— Start of SUPPLIED DATA —

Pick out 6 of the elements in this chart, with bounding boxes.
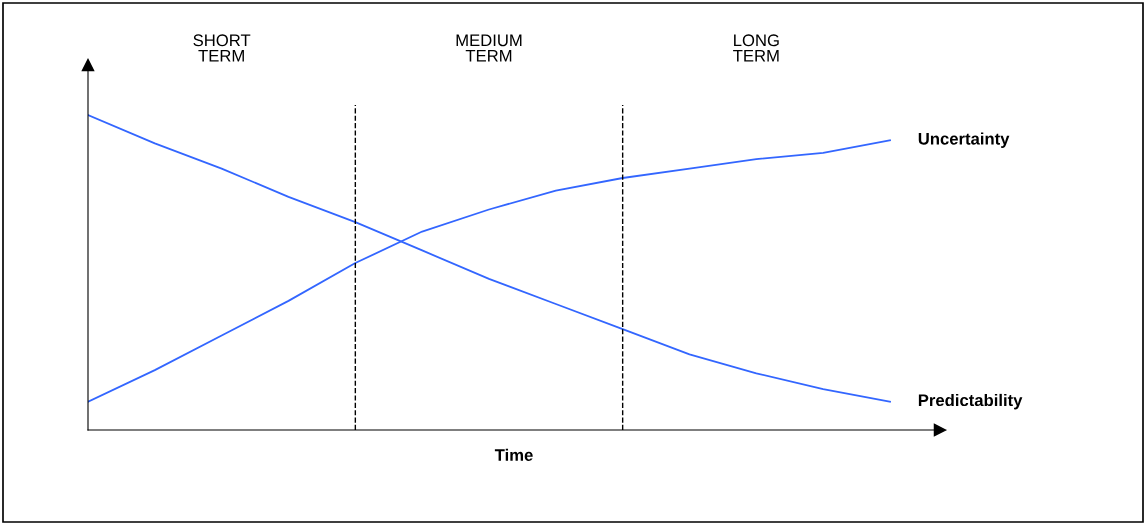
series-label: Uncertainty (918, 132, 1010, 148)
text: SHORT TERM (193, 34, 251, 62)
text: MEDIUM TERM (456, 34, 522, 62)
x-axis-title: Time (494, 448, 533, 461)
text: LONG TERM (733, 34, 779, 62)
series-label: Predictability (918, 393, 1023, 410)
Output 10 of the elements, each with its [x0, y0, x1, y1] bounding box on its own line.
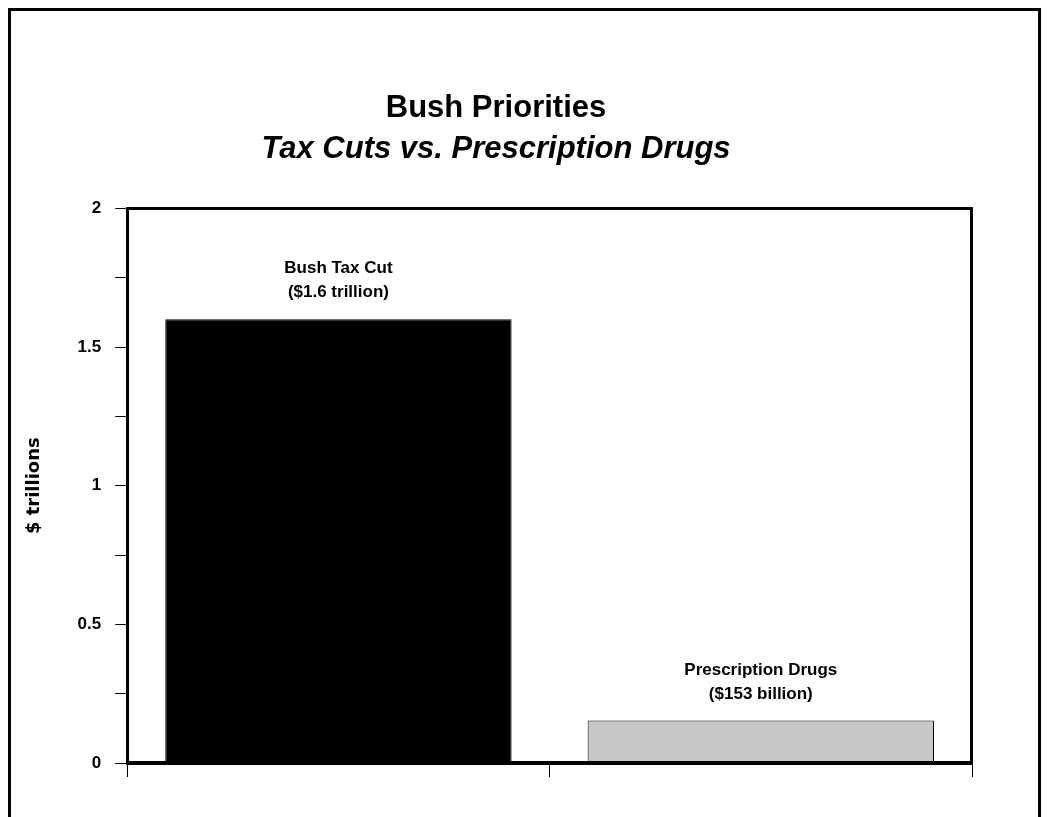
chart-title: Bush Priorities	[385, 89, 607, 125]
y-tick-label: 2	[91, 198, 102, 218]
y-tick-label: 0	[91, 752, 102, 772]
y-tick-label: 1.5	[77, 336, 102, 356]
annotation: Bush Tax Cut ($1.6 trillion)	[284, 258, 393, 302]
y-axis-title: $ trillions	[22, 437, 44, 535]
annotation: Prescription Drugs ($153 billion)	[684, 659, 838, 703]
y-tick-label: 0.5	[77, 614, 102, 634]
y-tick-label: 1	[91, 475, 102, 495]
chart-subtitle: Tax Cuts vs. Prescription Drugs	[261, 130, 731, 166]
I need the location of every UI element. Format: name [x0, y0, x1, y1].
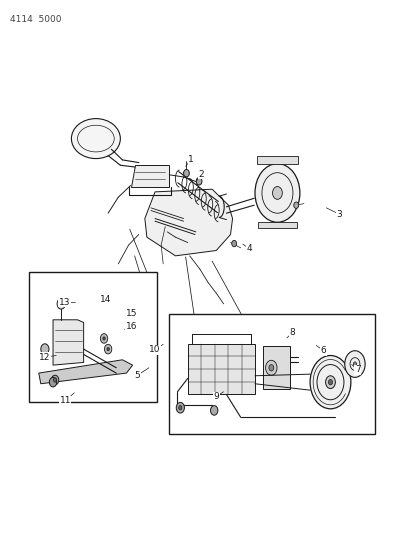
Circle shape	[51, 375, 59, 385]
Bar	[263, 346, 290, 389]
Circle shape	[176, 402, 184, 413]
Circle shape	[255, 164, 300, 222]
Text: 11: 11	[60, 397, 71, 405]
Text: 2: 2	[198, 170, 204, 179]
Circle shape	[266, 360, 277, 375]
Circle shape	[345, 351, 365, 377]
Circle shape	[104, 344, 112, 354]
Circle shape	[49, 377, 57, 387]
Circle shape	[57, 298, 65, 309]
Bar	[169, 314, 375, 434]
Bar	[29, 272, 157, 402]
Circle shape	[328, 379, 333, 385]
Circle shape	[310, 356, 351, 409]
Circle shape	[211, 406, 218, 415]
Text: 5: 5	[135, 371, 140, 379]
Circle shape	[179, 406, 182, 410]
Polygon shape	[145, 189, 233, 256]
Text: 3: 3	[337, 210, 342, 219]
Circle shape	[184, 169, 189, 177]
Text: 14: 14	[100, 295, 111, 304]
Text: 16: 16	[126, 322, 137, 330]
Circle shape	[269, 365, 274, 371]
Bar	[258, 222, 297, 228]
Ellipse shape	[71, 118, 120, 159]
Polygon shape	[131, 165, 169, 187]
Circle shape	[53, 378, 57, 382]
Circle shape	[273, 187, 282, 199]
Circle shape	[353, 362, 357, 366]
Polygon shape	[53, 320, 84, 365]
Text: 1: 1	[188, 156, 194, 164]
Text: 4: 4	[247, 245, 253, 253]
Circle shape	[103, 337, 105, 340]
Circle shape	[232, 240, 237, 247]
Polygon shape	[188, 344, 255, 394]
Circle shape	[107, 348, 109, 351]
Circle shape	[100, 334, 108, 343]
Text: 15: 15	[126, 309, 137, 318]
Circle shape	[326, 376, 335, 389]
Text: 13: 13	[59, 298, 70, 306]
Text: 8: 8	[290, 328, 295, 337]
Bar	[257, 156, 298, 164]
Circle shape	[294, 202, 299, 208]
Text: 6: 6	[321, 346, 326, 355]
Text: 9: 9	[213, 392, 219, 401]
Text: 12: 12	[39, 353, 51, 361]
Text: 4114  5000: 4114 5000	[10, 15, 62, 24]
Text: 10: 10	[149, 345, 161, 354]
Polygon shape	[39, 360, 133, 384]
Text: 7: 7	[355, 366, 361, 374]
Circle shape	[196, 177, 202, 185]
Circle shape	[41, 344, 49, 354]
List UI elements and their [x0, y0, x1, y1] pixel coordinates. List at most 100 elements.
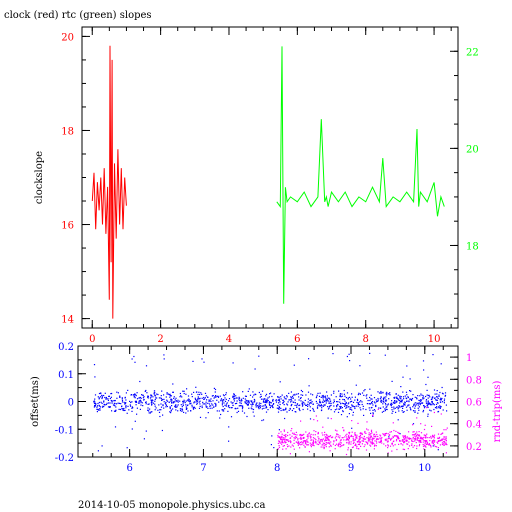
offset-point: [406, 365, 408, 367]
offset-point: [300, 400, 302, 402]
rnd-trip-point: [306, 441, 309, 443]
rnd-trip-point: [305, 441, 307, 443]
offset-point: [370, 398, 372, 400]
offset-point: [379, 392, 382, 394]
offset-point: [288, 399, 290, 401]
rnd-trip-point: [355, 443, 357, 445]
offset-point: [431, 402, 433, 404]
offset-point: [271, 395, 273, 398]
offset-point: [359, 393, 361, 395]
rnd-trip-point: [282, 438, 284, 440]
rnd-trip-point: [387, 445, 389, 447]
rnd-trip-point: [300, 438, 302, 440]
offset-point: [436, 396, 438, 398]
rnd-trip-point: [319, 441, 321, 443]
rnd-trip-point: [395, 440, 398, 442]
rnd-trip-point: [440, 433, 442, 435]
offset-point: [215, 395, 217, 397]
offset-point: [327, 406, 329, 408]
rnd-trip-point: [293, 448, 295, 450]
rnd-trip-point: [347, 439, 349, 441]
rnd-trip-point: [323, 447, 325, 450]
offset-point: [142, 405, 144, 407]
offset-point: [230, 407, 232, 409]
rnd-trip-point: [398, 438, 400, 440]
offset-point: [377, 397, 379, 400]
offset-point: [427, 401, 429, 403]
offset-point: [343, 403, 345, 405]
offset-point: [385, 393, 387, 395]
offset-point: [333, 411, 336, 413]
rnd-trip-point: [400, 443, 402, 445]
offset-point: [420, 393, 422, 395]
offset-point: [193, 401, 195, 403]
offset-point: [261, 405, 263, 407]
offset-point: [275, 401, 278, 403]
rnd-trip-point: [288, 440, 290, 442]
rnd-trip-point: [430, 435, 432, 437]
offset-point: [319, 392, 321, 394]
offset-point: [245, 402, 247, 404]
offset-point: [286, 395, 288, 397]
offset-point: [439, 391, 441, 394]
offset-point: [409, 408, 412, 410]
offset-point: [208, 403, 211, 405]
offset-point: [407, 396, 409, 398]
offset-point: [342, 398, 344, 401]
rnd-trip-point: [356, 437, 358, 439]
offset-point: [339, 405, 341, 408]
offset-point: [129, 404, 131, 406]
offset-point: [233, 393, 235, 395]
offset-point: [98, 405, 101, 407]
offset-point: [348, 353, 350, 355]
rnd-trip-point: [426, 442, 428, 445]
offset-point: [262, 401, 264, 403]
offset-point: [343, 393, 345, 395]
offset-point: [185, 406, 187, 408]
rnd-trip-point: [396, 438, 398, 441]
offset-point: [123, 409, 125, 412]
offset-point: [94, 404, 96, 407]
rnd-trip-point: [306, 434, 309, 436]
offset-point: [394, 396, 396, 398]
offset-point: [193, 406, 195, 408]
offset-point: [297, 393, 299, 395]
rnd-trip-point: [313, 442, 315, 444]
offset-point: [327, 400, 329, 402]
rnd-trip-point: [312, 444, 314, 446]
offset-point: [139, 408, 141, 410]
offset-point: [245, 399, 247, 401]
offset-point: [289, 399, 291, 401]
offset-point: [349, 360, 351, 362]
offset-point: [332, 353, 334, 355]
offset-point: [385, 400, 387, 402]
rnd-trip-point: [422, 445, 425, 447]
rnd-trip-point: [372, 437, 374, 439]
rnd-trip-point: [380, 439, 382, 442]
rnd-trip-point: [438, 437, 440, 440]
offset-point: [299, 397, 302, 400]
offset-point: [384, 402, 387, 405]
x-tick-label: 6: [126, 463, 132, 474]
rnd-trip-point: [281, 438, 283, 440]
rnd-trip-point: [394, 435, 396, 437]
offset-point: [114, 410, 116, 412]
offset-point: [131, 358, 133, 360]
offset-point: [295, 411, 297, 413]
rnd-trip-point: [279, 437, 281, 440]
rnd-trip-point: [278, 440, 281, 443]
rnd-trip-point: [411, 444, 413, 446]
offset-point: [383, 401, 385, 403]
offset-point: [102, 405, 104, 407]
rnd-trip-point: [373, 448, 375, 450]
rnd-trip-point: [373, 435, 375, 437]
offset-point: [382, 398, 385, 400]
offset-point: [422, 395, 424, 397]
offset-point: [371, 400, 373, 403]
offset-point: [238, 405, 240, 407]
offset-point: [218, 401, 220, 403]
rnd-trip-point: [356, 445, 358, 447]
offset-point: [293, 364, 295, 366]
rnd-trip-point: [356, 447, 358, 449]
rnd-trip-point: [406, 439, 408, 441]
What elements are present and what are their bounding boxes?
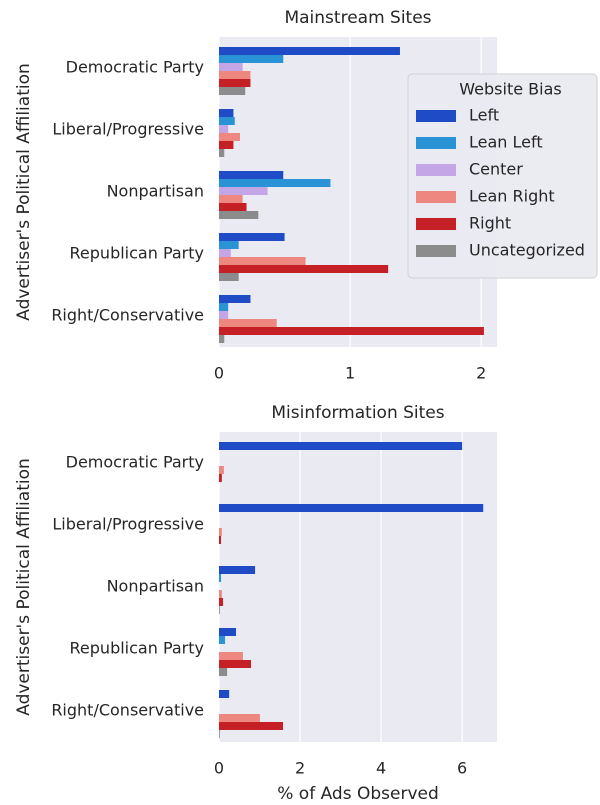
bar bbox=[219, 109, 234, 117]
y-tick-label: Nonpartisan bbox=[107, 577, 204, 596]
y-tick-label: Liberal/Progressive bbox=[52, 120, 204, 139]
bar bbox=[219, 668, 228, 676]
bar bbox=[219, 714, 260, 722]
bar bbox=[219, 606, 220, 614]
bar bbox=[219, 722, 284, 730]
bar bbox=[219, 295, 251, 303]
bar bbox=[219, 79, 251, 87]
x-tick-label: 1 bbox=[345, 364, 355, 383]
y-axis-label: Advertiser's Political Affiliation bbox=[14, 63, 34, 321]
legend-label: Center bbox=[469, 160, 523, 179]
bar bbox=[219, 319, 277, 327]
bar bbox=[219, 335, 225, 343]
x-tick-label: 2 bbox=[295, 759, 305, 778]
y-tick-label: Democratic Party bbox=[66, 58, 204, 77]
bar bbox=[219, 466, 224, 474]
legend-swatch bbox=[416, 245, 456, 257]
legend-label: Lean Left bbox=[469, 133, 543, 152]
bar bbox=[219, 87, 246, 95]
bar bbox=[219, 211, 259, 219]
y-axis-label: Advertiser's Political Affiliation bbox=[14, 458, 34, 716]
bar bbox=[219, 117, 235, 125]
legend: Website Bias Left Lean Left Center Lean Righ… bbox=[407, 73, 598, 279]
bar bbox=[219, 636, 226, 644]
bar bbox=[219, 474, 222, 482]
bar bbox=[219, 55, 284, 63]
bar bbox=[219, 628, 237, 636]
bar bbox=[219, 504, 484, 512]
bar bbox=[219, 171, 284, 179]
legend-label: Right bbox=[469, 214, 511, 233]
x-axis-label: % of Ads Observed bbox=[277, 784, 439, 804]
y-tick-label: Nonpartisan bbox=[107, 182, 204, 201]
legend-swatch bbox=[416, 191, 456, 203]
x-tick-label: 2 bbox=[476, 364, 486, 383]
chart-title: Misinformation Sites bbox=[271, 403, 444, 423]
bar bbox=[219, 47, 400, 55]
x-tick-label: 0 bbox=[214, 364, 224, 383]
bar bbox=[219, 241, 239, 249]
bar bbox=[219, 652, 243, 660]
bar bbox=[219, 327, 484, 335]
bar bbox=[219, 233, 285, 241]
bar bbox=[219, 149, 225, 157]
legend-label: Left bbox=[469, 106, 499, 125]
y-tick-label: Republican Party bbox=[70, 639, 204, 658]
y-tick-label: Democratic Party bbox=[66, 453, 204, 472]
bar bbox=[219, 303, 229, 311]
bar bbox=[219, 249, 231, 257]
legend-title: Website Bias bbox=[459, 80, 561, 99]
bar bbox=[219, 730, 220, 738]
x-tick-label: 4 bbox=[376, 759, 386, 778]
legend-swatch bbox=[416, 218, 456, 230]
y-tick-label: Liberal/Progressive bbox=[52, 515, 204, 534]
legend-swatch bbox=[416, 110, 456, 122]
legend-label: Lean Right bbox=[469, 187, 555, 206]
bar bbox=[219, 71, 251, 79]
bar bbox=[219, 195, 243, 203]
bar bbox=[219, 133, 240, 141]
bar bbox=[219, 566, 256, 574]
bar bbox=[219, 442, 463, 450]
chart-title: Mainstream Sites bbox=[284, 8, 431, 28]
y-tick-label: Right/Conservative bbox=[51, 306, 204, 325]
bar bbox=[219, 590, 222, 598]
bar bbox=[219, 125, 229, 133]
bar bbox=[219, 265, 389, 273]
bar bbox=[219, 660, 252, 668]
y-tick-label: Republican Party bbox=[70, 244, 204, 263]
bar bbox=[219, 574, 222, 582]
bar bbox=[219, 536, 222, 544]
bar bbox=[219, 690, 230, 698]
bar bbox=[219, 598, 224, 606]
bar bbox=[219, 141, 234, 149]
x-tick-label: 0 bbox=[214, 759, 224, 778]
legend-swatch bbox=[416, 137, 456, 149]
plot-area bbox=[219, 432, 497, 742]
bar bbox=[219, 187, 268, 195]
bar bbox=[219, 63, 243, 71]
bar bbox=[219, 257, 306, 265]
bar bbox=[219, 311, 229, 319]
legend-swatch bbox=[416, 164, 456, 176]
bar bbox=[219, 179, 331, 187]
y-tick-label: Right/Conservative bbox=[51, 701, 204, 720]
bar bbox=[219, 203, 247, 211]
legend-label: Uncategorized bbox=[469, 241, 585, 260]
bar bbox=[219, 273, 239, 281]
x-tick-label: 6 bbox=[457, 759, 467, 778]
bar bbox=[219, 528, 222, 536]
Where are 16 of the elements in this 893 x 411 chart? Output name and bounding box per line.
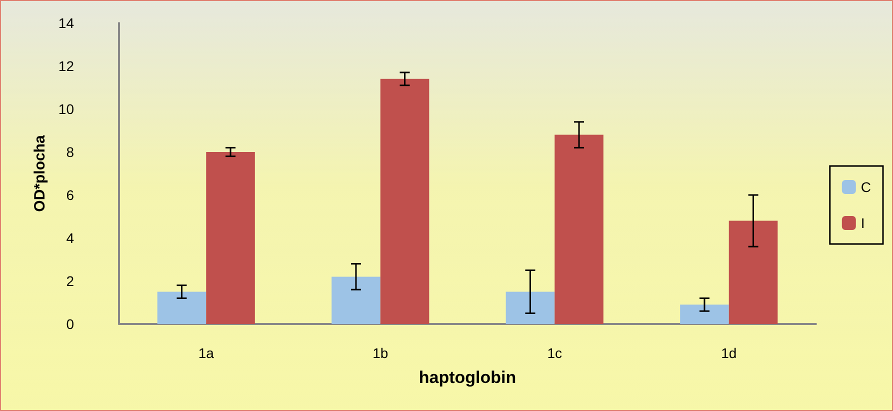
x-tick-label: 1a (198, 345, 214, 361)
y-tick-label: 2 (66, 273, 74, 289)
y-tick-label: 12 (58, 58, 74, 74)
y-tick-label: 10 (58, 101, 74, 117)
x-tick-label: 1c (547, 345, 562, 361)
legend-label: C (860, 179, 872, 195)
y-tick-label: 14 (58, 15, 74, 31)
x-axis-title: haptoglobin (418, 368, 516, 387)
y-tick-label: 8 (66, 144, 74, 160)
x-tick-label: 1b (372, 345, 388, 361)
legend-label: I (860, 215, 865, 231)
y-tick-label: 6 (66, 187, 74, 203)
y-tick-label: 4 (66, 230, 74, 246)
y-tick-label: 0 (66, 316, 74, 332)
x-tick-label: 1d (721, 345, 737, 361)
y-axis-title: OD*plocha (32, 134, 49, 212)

— End of SUPPLIED DATA —

--- SET PROBLEM ---
Reproduce the items verbatim from the first line through the line containing "I need the location", inclusive, and omit the picture lines.

--- TASK RESPONSE ---
Pick out 6 of the elements in this chart, with bounding boxes.
series-label: Uncertainty (918, 132, 1010, 148)
text: SHORT TERM (193, 34, 251, 62)
text: MEDIUM TERM (456, 34, 522, 62)
x-axis-title: Time (494, 448, 533, 461)
text: LONG TERM (733, 34, 779, 62)
series-label: Predictability (918, 393, 1023, 410)
Output 10 of the elements, each with its [x0, y0, x1, y1] bounding box on its own line.
chart-title: Bush Priorities	[385, 89, 607, 125]
y-tick-label: 2	[91, 198, 102, 218]
y-tick-label: 0	[91, 752, 102, 772]
y-tick-label: 1.5	[77, 336, 102, 356]
annotation: Bush Tax Cut ($1.6 trillion)	[284, 258, 393, 302]
y-axis-title: $ trillions	[22, 437, 44, 535]
annotation: Prescription Drugs ($153 billion)	[684, 659, 838, 703]
y-tick-label: 0.5	[77, 614, 102, 634]
y-tick-label: 1	[91, 475, 102, 495]
chart-subtitle: Tax Cuts vs. Prescription Drugs	[261, 130, 731, 166]
I need the location of every UI element. Format: name [x0, y0, x1, y1].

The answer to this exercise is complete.